* BEGIN *

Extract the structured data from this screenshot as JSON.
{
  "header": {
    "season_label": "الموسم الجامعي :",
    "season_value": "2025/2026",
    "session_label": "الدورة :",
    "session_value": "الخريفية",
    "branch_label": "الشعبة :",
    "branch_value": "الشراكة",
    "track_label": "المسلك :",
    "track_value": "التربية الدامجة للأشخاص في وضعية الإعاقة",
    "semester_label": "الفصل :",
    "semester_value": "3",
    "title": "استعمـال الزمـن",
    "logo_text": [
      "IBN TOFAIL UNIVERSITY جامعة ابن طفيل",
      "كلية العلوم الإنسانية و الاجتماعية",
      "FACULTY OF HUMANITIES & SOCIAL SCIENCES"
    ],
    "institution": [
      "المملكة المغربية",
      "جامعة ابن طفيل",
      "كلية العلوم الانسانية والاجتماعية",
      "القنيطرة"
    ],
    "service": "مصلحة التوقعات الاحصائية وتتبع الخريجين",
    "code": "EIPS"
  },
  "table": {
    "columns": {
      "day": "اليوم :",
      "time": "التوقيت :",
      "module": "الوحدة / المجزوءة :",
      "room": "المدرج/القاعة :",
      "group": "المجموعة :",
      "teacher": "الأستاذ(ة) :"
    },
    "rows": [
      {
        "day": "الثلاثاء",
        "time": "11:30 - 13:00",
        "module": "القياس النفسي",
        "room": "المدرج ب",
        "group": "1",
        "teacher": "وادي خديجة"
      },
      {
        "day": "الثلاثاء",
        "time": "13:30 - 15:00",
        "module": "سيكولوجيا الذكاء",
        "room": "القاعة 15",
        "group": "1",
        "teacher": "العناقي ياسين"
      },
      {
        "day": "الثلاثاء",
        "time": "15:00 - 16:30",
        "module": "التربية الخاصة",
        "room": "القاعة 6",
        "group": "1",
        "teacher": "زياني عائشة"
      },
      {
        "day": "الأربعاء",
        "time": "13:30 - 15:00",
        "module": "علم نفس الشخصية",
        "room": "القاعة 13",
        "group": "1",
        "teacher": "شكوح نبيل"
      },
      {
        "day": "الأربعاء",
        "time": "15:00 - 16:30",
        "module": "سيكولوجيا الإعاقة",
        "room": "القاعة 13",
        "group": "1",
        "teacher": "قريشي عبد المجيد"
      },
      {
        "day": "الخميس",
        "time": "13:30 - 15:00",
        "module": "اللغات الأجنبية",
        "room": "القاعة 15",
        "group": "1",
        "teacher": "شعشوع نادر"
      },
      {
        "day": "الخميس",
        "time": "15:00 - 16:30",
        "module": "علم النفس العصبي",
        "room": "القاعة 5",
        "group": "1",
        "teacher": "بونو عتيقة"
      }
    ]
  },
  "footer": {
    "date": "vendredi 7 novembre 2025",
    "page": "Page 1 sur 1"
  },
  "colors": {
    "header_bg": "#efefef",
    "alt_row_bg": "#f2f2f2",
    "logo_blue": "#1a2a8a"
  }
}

* END *

▸ Written task
Which lines above hold the word "جامعة"? Copy each of them.

▸ Answer
      "IBN TOFAIL UNIVERSITY جامعة ابن طفيل",
      "جامعة ابن طفيل",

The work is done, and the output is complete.